MATERIALS PROVIDED:
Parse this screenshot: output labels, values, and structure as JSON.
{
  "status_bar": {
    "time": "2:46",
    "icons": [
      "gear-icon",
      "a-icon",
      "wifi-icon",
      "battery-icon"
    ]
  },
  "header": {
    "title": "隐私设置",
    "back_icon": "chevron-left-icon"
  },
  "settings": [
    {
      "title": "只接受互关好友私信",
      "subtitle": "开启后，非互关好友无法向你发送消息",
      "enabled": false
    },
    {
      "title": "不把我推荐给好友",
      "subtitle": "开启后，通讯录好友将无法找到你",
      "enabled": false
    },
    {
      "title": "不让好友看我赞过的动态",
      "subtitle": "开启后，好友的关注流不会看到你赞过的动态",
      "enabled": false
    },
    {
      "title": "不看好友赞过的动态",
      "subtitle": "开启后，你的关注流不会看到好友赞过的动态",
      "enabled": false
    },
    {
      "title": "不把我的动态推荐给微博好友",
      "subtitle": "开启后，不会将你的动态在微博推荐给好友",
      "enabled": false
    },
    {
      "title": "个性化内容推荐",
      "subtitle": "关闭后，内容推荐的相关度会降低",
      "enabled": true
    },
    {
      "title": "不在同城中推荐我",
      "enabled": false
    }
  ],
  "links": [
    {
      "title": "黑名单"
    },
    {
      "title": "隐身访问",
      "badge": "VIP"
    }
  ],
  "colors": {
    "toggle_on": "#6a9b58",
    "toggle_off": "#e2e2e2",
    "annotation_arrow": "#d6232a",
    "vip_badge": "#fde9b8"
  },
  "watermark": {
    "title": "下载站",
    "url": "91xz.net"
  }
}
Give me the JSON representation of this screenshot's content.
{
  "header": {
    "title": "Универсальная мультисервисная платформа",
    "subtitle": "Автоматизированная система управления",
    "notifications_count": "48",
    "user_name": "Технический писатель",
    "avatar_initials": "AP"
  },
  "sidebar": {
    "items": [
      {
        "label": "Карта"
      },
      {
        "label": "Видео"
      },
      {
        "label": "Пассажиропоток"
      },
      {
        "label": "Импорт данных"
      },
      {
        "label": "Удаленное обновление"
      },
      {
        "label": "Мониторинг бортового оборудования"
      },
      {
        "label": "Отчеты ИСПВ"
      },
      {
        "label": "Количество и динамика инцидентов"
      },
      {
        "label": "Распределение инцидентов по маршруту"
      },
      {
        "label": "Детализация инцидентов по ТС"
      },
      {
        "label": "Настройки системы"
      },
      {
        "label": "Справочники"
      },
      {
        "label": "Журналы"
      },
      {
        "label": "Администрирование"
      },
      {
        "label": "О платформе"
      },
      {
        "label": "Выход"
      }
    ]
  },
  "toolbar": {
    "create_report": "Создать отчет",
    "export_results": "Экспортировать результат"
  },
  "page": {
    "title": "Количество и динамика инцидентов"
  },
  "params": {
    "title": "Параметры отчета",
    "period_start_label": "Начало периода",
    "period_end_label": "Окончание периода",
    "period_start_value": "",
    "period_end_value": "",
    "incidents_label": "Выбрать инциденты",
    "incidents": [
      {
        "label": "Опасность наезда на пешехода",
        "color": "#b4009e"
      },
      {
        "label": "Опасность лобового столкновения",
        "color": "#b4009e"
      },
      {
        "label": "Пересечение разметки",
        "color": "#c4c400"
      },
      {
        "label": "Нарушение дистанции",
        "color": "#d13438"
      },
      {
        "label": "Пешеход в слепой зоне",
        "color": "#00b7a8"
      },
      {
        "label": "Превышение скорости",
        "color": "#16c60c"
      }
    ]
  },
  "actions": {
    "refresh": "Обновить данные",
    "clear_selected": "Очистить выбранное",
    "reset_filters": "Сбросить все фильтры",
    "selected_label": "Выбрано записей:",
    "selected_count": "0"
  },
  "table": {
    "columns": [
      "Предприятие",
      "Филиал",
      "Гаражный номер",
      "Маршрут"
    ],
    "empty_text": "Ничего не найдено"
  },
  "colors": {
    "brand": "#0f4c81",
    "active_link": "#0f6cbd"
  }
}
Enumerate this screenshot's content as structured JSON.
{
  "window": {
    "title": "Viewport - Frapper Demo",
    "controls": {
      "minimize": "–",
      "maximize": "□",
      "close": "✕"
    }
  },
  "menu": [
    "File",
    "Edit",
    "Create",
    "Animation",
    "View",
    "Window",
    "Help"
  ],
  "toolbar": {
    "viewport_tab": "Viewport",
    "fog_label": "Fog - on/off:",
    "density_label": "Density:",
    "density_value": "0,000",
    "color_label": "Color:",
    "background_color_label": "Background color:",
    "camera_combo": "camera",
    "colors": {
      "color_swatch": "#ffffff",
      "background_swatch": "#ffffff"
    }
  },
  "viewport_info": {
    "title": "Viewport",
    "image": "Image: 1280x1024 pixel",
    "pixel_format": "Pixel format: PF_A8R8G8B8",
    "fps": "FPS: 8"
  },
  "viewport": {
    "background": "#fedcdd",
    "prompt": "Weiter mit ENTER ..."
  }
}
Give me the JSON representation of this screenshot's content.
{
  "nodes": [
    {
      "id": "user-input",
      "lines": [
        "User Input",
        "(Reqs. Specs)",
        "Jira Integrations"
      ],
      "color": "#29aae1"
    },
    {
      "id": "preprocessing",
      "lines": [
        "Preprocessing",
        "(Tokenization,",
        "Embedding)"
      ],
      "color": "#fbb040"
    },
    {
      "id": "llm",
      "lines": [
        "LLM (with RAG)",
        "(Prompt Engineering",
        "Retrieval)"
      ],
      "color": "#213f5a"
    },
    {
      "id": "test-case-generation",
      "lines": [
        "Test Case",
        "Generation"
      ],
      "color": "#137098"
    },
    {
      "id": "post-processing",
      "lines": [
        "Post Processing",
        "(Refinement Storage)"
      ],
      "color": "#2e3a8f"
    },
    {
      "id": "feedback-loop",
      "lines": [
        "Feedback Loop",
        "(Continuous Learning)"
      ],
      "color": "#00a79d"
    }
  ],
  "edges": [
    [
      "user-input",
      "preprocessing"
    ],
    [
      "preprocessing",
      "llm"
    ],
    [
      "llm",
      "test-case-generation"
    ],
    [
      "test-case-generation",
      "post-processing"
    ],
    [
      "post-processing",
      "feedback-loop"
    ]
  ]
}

SET EXERCISE: Each entry must be reproduced verbatim.

WRITTEN RESPONSE:
Parse this screenshot: output labels, values, and structure as JSON.
{
  "status_bar": {
    "time": "2:46",
    "icons": [
      "gear-icon",
      "a-icon",
      "wifi-icon",
      "battery-icon"
    ]
  },
  "header": {
    "title": "隐私设置",
    "back_icon": "chevron-left-icon"
  },
  "settings": [
    {
      "title": "只接受互关好友私信",
      "subtitle": "开启后，非互关好友无法向你发送消息",
      "enabled": false
    },
    {
      "title": "不把我推荐给好友",
      "subtitle": "开启后，通讯录好友将无法找到你",
      "enabled": false
    },
    {
      "title": "不让好友看我赞过的动态",
      "subtitle": "开启后，好友的关注流不会看到你赞过的动态",
      "enabled": false
    },
    {
      "title": "不看好友赞过的动态",
      "subtitle": "开启后，你的关注流不会看到好友赞过的动态",
      "enabled": false
    },
    {
      "title": "不把我的动态推荐给微博好友",
      "subtitle": "开启后，不会将你的动态在微博推荐给好友",
      "enabled": false
    },
    {
      "title": "个性化内容推荐",
      "subtitle": "关闭后，内容推荐的相关度会降低",
      "enabled": true
    },
    {
      "title": "不在同城中推荐我",
      "enabled": false
    }
  ],
  "links": [
    {
      "title": "黑名单"
    },
    {
      "title": "隐身访问",
      "badge": "VIP"
    }
  ],
  "colors": {
    "toggle_on": "#6a9b58",
    "toggle_off": "#e2e2e2",
    "annotation_arrow": "#d6232a",
    "vip_badge": "#fde9b8"
  },
  "watermark": {
    "title": "下载站",
    "url": "91xz.net"
  }
}
Give me the JSON representation of this screenshot's content.
{
  "header": {
    "title": "Универсальная мультисервисная платформа",
    "subtitle": "Автоматизированная система управления",
    "notifications_count": "48",
    "user_name": "Технический писатель",
    "avatar_initials": "AP"
  },
  "sidebar": {
    "items": [
      {
        "label": "Карта"
      },
      {
        "label": "Видео"
      },
      {
        "label": "Пассажиропоток"
      },
      {
        "label": "Импорт данных"
      },
      {
        "label": "Удаленное обновление"
      },
      {
        "label": "Мониторинг бортового оборудования"
      },
      {
        "label": "Отчеты ИСПВ"
      },
      {
        "label": "Количество и динамика инцидентов"
      },
      {
        "label": "Распределение инцидентов по маршруту"
      },
      {
        "label": "Детализация инцидентов по ТС"
      },
      {
        "label": "Настройки системы"
      },
      {
        "label": "Справочники"
      },
      {
        "label": "Журналы"
      },
      {
        "label": "Администрирование"
      },
      {
        "label": "О платформе"
      },
      {
        "label": "Выход"
      }
    ]
  },
  "toolbar": {
    "create_report": "Создать отчет",
    "export_results": "Экспортировать результат"
  },
  "page": {
    "title": "Количество и динамика инцидентов"
  },
  "params": {
    "title": "Параметры отчета",
    "period_start_label": "Начало периода",
    "period_end_label": "Окончание периода",
    "period_start_value": "",
    "period_end_value": "",
    "incidents_label": "Выбрать инциденты",
    "incidents": [
      {
        "label": "Опасность наезда на пешехода",
        "color": "#b4009e"
      },
      {
        "label": "Опасность лобового столкновения",
        "color": "#b4009e"
      },
      {
        "label": "Пересечение разметки",
        "color": "#c4c400"
      },
      {
        "label": "Нарушение дистанции",
        "color": "#d13438"
      },
      {
        "label": "Пешеход в слепой зоне",
        "color": "#00b7a8"
      },
      {
        "label": "Превышение скорости",
        "color": "#16c60c"
      }
    ]
  },
  "actions": {
    "refresh": "Обновить данные",
    "clear_selected": "Очистить выбранное",
    "reset_filters": "Сбросить все фильтры",
    "selected_label": "Выбрано записей:",
    "selected_count": "0"
  },
  "table": {
    "columns": [
      "Предприятие",
      "Филиал",
      "Гаражный номер",
      "Маршрут"
    ],
    "empty_text": "Ничего не найдено"
  },
  "colors": {
    "brand": "#0f4c81",
    "active_link": "#0f6cbd"
  }
}
Enumerate this screenshot's content as structured JSON.
{
  "window": {
    "title": "Viewport - Frapper Demo",
    "controls": {
      "minimize": "–",
      "maximize": "□",
      "close": "✕"
    }
  },
  "menu": [
    "File",
    "Edit",
    "Create",
    "Animation",
    "View",
    "Window",
    "Help"
  ],
  "toolbar": {
    "viewport_tab": "Viewport",
    "fog_label": "Fog - on/off:",
    "density_label": "Density:",
    "density_value": "0,000",
    "color_label": "Color:",
    "background_color_label": "Background color:",
    "camera_combo": "camera",
    "colors": {
      "color_swatch": "#ffffff",
      "background_swatch": "#ffffff"
    }
  },
  "viewport_info": {
    "title": "Viewport",
    "image": "Image: 1280x1024 pixel",
    "pixel_format": "Pixel format: PF_A8R8G8B8",
    "fps": "FPS: 8"
  },
  "viewport": {
    "background": "#fedcdd",
    "prompt": "Weiter mit ENTER ..."
  }
}
Give me the JSON representation of this screenshot's content.
{
  "nodes": [
    {
      "id": "user-input",
      "lines": [
        "User Input",
        "(Reqs. Specs)",
        "Jira Integrations"
      ],
      "color": "#29aae1"
    },
    {
      "id": "preprocessing",
      "lines": [
        "Preprocessing",
        "(Tokenization,",
        "Embedding)"
      ],
      "color": "#fbb040"
    },
    {
      "id": "llm",
      "lines": [
        "LLM (with RAG)",
        "(Prompt Engineering",
        "Retrieval)"
      ],
      "color": "#213f5a"
    },
    {
      "id": "test-case-generation",
      "lines": [
        "Test Case",
        "Generation"
      ],
      "color": "#137098"
    },
    {
      "id": "post-processing",
      "lines": [
        "Post Processing",
        "(Refinement Storage)"
      ],
      "color": "#2e3a8f"
    },
    {
      "id": "feedback-loop",
      "lines": [
        "Feedback Loop",
        "(Continuous Learning)"
      ],
      "color": "#00a79d"
    }
  ],
  "edges": [
    [
      "user-input",
      "preprocessing"
    ],
    [
      "preprocessing",
      "llm"
    ],
    [
      "llm",
      "test-case-generation"
    ],
    [
      "test-case-generation",
      "post-processing"
    ],
    [
      "post-processing",
      "feedback-loop"
    ]
  ]
}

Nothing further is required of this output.